Copy out each line of the material in which the word "this" appears.
++++ DATA TO USE ++++
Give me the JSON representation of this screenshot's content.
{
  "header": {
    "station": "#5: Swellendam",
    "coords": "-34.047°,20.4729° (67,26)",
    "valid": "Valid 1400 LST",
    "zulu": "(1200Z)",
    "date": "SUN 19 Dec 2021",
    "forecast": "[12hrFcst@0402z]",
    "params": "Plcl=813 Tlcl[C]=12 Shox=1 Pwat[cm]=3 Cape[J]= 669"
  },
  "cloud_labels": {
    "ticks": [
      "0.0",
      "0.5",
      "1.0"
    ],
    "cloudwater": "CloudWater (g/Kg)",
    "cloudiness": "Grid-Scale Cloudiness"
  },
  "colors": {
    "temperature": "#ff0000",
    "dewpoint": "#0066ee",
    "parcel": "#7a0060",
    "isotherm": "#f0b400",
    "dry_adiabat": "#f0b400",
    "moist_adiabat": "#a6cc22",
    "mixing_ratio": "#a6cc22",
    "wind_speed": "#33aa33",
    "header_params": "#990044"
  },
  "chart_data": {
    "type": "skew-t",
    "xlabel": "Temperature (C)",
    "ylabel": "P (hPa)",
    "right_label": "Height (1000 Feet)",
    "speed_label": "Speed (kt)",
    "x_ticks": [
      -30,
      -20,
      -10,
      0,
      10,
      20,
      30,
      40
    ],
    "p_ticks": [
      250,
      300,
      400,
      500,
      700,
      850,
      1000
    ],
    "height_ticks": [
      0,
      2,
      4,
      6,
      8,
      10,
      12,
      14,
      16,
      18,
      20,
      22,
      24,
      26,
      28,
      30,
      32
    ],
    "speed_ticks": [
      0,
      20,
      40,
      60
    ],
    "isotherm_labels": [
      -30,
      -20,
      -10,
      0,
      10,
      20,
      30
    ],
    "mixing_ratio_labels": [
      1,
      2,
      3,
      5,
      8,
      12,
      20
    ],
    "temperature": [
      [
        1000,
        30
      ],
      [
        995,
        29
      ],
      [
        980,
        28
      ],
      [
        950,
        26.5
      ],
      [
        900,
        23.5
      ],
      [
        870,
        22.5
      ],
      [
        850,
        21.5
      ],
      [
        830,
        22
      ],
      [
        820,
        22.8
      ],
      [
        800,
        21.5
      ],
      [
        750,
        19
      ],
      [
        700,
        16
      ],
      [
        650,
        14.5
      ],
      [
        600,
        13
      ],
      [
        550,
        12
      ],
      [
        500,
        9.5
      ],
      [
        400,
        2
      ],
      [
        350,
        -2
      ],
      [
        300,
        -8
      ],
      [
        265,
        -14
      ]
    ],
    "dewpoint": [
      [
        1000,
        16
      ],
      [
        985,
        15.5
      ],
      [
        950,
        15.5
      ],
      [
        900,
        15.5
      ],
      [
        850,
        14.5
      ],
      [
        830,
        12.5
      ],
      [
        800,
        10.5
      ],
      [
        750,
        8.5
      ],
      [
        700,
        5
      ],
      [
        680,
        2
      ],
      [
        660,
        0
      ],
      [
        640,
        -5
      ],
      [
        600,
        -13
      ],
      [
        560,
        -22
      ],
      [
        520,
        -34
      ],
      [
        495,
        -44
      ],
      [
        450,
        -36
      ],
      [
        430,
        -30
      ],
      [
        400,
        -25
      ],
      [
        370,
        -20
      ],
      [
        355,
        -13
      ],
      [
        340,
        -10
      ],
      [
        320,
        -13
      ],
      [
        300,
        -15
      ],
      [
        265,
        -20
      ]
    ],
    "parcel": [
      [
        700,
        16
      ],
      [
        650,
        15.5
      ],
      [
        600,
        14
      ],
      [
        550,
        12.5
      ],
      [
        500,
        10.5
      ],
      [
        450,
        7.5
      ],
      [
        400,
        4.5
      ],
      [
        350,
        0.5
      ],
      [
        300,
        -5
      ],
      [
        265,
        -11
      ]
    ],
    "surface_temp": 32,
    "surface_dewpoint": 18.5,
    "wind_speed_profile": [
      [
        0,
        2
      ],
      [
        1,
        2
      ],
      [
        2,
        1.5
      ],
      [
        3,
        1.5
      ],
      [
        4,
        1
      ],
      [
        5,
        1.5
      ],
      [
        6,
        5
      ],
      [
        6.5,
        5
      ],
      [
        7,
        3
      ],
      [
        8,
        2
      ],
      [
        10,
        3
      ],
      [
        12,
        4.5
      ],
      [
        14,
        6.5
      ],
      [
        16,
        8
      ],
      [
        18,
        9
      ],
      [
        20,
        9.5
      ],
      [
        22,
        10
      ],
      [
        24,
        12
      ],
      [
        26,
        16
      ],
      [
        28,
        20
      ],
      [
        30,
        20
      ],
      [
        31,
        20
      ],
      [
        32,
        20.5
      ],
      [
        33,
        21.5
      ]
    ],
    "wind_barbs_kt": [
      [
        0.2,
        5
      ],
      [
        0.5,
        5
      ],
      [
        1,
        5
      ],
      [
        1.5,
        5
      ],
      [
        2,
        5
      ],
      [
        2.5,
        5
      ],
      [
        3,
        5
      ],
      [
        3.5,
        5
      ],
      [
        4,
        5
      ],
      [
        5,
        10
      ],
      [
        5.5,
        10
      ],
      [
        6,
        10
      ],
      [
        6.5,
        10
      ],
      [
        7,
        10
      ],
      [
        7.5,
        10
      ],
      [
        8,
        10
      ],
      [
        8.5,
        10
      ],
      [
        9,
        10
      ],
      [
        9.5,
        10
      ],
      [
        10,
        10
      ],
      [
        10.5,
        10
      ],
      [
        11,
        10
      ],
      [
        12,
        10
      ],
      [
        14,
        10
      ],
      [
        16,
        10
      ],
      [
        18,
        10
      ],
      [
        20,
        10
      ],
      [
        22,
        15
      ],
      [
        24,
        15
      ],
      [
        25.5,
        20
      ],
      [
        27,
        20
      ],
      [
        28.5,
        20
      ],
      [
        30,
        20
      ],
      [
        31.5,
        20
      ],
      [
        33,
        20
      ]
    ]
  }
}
++++
++++ DATA TO USE ++++
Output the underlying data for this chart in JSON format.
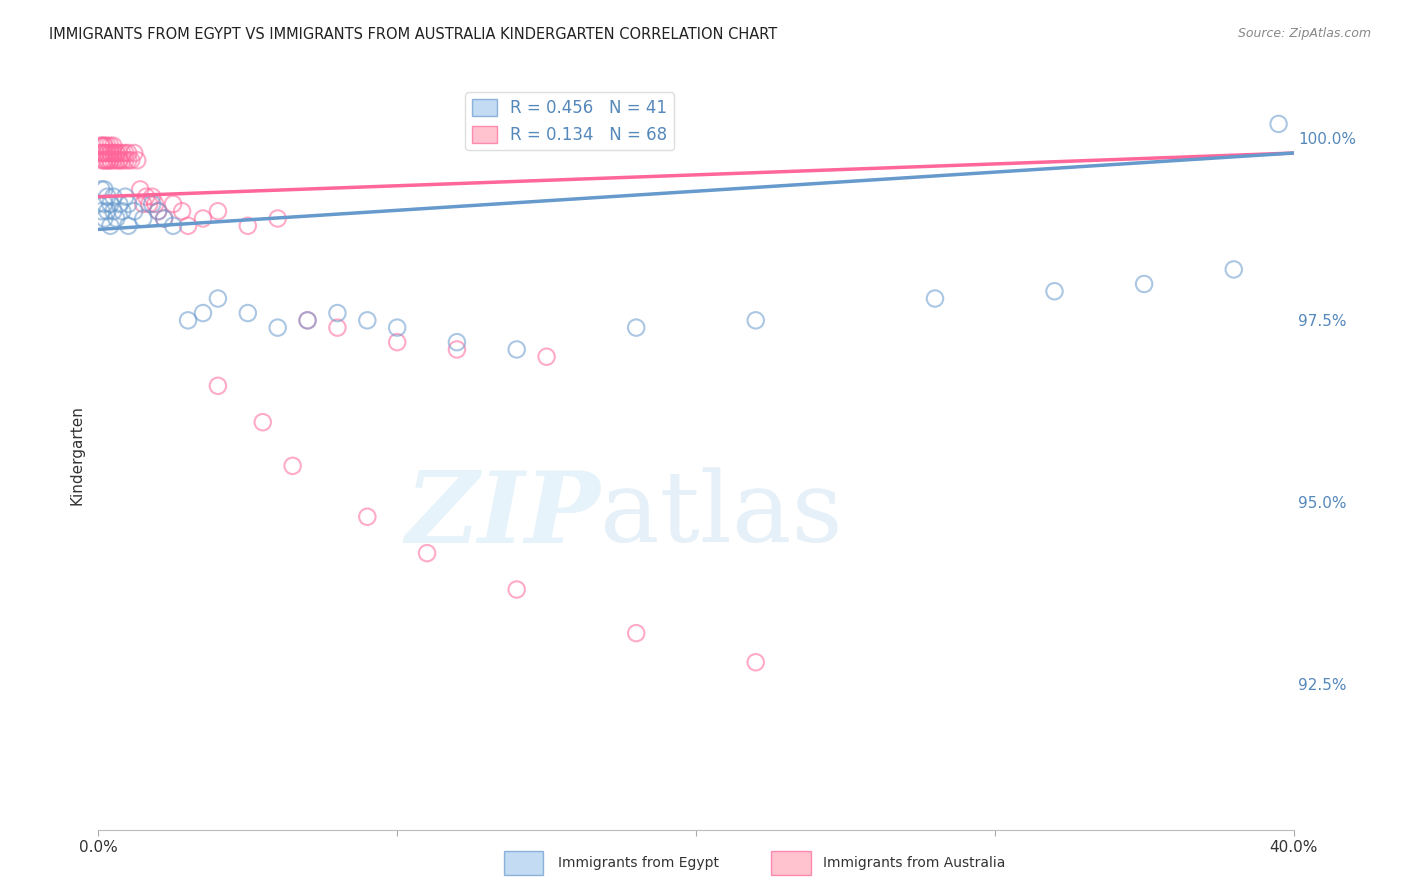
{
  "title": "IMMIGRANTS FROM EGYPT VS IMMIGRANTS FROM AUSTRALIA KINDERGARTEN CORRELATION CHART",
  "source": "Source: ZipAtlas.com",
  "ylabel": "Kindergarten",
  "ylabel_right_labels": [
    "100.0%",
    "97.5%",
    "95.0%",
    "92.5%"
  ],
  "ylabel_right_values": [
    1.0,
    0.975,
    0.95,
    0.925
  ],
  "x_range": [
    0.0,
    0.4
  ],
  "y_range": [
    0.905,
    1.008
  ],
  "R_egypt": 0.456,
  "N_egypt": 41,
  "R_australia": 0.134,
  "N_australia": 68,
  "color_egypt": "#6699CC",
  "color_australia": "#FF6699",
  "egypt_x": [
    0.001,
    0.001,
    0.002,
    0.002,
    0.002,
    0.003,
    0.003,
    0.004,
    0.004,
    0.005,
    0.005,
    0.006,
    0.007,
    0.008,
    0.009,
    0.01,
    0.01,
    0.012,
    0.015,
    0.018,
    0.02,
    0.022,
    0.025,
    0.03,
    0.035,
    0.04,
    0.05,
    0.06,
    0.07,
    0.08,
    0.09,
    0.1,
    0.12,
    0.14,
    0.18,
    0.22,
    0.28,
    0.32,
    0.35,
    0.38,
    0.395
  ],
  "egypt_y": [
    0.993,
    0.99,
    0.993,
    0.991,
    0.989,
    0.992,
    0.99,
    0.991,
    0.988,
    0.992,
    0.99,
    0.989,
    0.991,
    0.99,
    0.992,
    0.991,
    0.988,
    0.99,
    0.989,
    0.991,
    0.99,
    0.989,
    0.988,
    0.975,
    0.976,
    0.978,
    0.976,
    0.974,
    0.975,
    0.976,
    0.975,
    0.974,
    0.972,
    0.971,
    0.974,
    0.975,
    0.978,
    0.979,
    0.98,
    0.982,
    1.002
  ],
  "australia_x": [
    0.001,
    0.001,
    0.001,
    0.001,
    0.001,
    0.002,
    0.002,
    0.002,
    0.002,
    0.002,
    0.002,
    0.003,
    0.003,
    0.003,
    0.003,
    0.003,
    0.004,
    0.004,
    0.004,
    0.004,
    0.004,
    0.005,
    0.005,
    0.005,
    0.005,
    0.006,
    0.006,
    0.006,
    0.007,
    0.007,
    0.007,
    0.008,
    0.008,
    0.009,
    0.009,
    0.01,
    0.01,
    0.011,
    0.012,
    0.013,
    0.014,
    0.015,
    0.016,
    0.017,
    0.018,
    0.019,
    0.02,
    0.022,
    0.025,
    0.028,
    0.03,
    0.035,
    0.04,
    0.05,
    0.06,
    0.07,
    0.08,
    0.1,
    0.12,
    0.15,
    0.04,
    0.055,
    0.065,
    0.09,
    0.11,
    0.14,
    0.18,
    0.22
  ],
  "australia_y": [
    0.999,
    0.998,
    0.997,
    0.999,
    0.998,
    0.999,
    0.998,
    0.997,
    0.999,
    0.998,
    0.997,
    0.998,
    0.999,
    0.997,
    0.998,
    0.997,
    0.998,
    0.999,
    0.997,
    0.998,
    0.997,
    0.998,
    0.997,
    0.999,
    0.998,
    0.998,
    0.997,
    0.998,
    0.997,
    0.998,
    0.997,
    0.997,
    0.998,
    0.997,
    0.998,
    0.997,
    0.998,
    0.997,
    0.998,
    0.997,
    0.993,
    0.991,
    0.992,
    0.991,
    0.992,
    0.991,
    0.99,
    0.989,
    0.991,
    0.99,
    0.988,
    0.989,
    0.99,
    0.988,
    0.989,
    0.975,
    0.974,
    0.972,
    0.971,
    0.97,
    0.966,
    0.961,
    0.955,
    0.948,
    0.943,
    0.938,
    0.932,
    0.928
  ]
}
++++
- _CORRECT RESULT_
Give me the JSON representation of this screenshot's content.
Output the underlying data for this chart in JSON format.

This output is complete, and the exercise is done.